=== Records for the task ===
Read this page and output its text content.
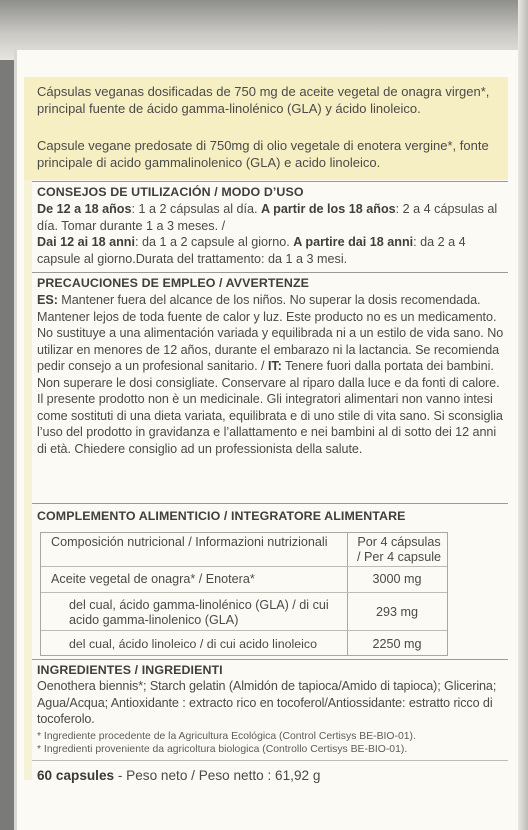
Cápsulas veganas dosificadas de 750 mg de aceite vegetal de onagra virgen*, principal fuente de ácido gamma-linolénico (GLA) y ácido linoleico.

Capsule vegane predosate di 750mg di olio vegetale di enotera vergine*, fonte principale di acido gammalinolenico (GLA) e acido linoleico.

CONSEJOS DE UTILIZACIÓN / MODO D’USO
De 12 a 18 años: 1 a 2 cápsulas al día. A partir de los 18 años: 2 a 4 cápsulas al día. Tomar durante 1 a 3 meses. /
Dai 12 ai 18 anni: da 1 a 2 capsule al giorno. A partire dai 18 anni: da 2 a 4 capsule al giorno.Durata del trattamento: da 1 a 3 mesi.
PRECAUCIONES DE EMPLEO / AVVERTENZE
ES: Mantener fuera del alcance de los niños. No superar la dosis recomendada. Mantener lejos de toda fuente de calor y luz. Este producto no es un medicamento. No sustituye a una alimentación variada y equilibrada ni a un estilo de vida sano. No utilizar en menores de 12 años, durante el embarazo ni la lactancia. Se recomienda pedir consejo a un profesional sanitario. / IT: Tenere fuori dalla portata dei bambini. Non superare le dosi consigliate. Conservare al riparo dalla luce e da fonti di calore. Il presente prodotto non è un medicinale. Gli integratori alimentari non vanno intesi come sostituti di una dieta variata, equilibrata e di uno stile di vita sano. Si sconsiglia l’uso del prodotto in gravidanza e l’allattamento e nei bambini al di sotto dei 12 anni di età. Chiedere consiglio ad un professionista della salute.
COMPLEMENTO ALIMENTICIO / INTEGRATORE ALIMENTARE
Composición nutricional / Informazioni nutrizionali Por 4 cápsulas / Per 4 capsule
Aceite vegetal de onagra* / Enotera*	3000 mg
del cual, ácido gamma-linolénico (GLA) / di cui acido gamma-linolenico (GLA)
293 mg
del cual, ácido linoleico / di cui acido linoleico	2250 mg
INGREDIENTES / INGREDIENTI

Oenothera biennis*; Starch gelatin (Almidón de tapioca/Amido di tapioca); Glicerina; Agua/Acqua; Antioxidante : extracto rico en tocoferol/Antiossidante: estratto ricco di tocoferolo.

* Ingrediente procedente de la Agricultura Ecológica (Control Certisys BE-BIO-01).
* Ingredienti proveniente da agricoltura biologica (Controllo Certisys BE-BIO-01).
60 capsules - Peso neto / Peso netto : 61,92 g
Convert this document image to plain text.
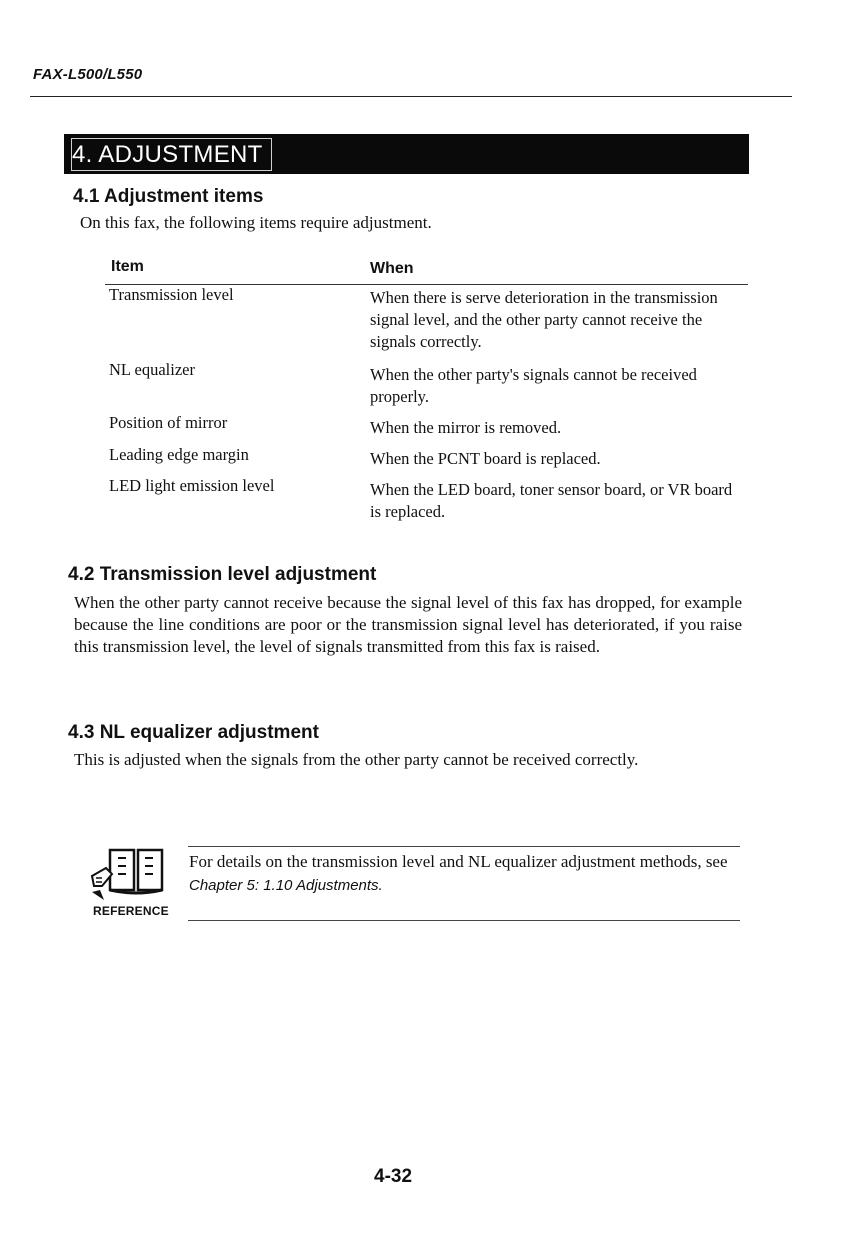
FAX-L500/L550
4. ADJUSTMENT
4.1 Adjustment items
On this fax, the following items require adjustment.
Item	When
Transmission level	When there is serve deterioration in the transmission signal level, and the other party cannot receive the signals correctly.
NL equalizer	When the other party's signals cannot be received properly.
Position of mirror	When the mirror is removed.
Leading edge margin	When the PCNT board is replaced.
LED light emission level	When the LED board, toner sensor board, or VR board is replaced.
4.2 Transmission level adjustment
When the other party cannot receive because the signal level of this fax has dropped, for example because the line conditions are poor or the transmission signal level has deteriorated, if you raise this transmission level, the level of signals transmitted from this fax is raised.
4.3 NL equalizer adjustment
This is adjusted when the signals from the other party cannot be received correctly.
REFERENCE
For details on the transmission level and NL equalizer adjustment methods, see Chapter 5: 1.10 Adjustments.
4-32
===
* [Task prompt] Search the material above for "board". Pull out each line where it shows up.

* [Finished task]
Leading edge margin	When the PCNT board is replaced.
LED light emission level	When the LED board, toner sensor board, or VR board is replaced.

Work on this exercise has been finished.